• Text to read:
┄┄┄┄┄┄┄┄┄┄

Friday, March 18, 2016

Mob Testing: Definition and Clarifications

I did a webinar on Mob Testing as Ministry of Testing Masterclass this week, which will later be available in the Dojo if you missed it. My slides are available on Slideshare. There were some post-session questions I thought I'd take a moment to respond on in a blog. 

What is this?

Mob Testing, as I see it, is Mob Programming (Mobbing) applied to any activity we consider testing. I personally love both Mob Exploratory  Testing and Mob Testing to create automation artifacts. And best of all is intertwining testing with programming so that activities become hard to separate, which would then just really be mob programming (with an embedded testing perspective). 

So we take any testing activity, put the whole team together to work on that and rotate roles every 4 minutes - that's the start. The group finds a way to test it, building on what is going on, working as one mind on one task. No deciphering of what goes on in the computer, as the things that driver do must come from the navigators in the mob: no thinking at the keyboard. 

Q&A

Someone working in an Agile project (between the lines definition of agile is Scrum) asks more.
 
1. When does Mob-Testing takes place in project/feature life-cycle? Is it during the sprint along with User-Story Testing or post-sprint during as a regression/bug-hunt activity? 

These when-questions are tricky. Let me elaborate.

For a very agile project using mob programming, the whole question of timing would be irrelevant. When the team members come to work in the morning, they start mobbing. They do that throughout the day until they leave. No code gets checked it without the team being there to work on it. Testing is getting intertwined with development. And releases of changes happen typically throughout the day. But this is not the agile you speak of. 

Agile I live with does not in-sprint and post-sprint activities. All activities happen in flow, I don't even have sprints. Each feature for me goes to production when it's ready and tested. And that happens daily. But the concepts in the question give me an idea of an organization that splits done to in-sprint and post-sprint activities, as there's work that leaks out of the sprints (and best way to fix that is to get rid of sprints and move to kanban and continuous delivery, but that's another topic of my earlier webinar available on Dojo on Continuous Delivery without Test Automation). 

I'd say almost anyone considering mob testing (over mob programming) isn't at a point where we'd mob full days. Then Mob Testing is a learning activity, during which we also contribute. So timing becomes a question of when appropriate activities take place. I personally find a few timings particularly great:
  • Mob Testing (exploring) after feature is "done" to find out what is the real use experience and how the changes sit together with the rest of the product. This is typically for the purpose of learning about a feature / change in the context of the system. Creates a great experience of what a tester would see looking at something that is "done" in the eyes of a developer.

┄┄┄┄┄┄┄┄┄┄

• Spatial layout data:

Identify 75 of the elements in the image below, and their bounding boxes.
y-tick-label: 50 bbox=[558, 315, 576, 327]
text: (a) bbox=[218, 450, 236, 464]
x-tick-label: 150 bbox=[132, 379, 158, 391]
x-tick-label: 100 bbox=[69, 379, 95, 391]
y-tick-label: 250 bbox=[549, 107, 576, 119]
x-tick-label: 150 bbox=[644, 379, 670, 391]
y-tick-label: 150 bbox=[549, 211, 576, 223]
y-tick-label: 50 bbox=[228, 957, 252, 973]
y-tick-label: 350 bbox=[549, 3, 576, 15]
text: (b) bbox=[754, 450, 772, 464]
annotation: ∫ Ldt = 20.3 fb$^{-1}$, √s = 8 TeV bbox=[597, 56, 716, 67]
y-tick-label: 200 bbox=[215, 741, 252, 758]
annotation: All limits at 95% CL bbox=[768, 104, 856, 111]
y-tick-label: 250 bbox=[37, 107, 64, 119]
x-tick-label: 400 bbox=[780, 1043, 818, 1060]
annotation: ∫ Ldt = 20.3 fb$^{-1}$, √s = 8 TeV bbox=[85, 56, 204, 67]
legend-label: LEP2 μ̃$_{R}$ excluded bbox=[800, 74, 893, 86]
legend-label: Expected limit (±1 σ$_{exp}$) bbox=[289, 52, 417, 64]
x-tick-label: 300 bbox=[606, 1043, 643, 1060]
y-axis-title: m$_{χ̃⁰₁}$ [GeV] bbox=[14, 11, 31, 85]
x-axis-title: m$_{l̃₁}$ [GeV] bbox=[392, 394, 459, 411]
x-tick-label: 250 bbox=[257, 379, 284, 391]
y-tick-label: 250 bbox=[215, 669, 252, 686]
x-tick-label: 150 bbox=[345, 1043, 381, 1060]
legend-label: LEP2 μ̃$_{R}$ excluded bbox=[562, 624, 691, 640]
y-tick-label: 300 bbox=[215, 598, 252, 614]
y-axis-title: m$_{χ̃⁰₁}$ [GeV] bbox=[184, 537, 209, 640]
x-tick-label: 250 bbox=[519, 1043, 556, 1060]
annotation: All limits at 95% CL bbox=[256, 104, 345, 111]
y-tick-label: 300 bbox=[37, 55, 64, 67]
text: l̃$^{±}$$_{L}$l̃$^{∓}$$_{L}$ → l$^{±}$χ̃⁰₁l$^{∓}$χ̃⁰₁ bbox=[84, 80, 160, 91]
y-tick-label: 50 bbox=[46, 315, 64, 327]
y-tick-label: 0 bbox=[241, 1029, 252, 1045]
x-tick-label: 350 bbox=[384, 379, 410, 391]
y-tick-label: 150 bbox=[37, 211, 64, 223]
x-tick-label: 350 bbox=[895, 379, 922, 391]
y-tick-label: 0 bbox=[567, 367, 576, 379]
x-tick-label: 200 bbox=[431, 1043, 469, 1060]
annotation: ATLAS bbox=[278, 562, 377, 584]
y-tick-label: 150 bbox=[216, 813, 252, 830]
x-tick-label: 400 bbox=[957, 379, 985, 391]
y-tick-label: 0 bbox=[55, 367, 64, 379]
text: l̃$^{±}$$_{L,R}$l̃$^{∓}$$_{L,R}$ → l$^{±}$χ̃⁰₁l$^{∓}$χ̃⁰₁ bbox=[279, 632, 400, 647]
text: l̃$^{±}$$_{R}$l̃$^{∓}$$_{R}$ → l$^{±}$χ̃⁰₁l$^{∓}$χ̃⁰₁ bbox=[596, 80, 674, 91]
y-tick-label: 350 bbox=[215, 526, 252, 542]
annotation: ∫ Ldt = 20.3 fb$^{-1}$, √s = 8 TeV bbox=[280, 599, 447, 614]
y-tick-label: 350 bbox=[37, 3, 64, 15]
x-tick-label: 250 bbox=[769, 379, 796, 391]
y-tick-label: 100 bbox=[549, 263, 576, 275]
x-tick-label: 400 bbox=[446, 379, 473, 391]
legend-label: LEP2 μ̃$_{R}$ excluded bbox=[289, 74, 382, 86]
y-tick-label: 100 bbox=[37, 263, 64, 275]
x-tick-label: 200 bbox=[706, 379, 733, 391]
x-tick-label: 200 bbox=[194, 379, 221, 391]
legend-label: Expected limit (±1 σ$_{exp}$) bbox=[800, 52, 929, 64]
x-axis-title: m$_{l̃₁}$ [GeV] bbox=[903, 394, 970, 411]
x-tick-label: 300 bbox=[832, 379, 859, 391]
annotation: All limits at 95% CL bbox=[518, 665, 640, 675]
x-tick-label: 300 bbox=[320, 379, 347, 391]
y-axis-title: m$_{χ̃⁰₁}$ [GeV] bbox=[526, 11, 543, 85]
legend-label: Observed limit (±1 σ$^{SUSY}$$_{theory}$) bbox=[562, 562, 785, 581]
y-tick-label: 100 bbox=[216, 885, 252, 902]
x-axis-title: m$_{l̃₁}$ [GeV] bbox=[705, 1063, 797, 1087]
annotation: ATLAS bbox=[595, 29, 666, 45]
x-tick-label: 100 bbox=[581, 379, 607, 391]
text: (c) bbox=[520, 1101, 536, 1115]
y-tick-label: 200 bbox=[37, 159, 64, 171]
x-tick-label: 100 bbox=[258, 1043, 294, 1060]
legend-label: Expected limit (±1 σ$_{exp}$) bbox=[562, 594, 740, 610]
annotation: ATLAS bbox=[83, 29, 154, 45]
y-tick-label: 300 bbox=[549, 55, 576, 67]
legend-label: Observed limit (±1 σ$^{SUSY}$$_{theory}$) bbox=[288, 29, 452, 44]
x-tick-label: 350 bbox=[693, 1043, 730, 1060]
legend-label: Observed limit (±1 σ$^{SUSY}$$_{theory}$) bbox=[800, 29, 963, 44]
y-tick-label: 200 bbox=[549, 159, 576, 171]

┄┄┄┄┄┄┄┄┄┄

• Prompt A:
Answer these questions from the mob testing post:
(i) How often are roles rotated when the whole team starts working on a testing activity?
(ii) Where are the slides for the webinar available?
(iii) How often does a feature go to production in the agile the writer lives with?
• Prompt B:
Return, word for word, everything in the mob testing post from "These when-questions are" down to "you speak of.".
The material comes from a different source than the text above it.

• Full solution A:
(i) Every 4 minutes.
(ii) On Slideshare.
(iii) Daily.

• Full solution B:
These when-questions are tricky. Let me elaborate.

For a very agile project using mob programming, the whole question of timing would be irrelevant. When the team members come to work in the morning, they start mobbing. They do that throughout the day until they leave. No code gets checked it without the team being there to work on it. Testing is getting intertwined with development. And releases of changes happen typically throughout the day. But this is not the agile you speak of.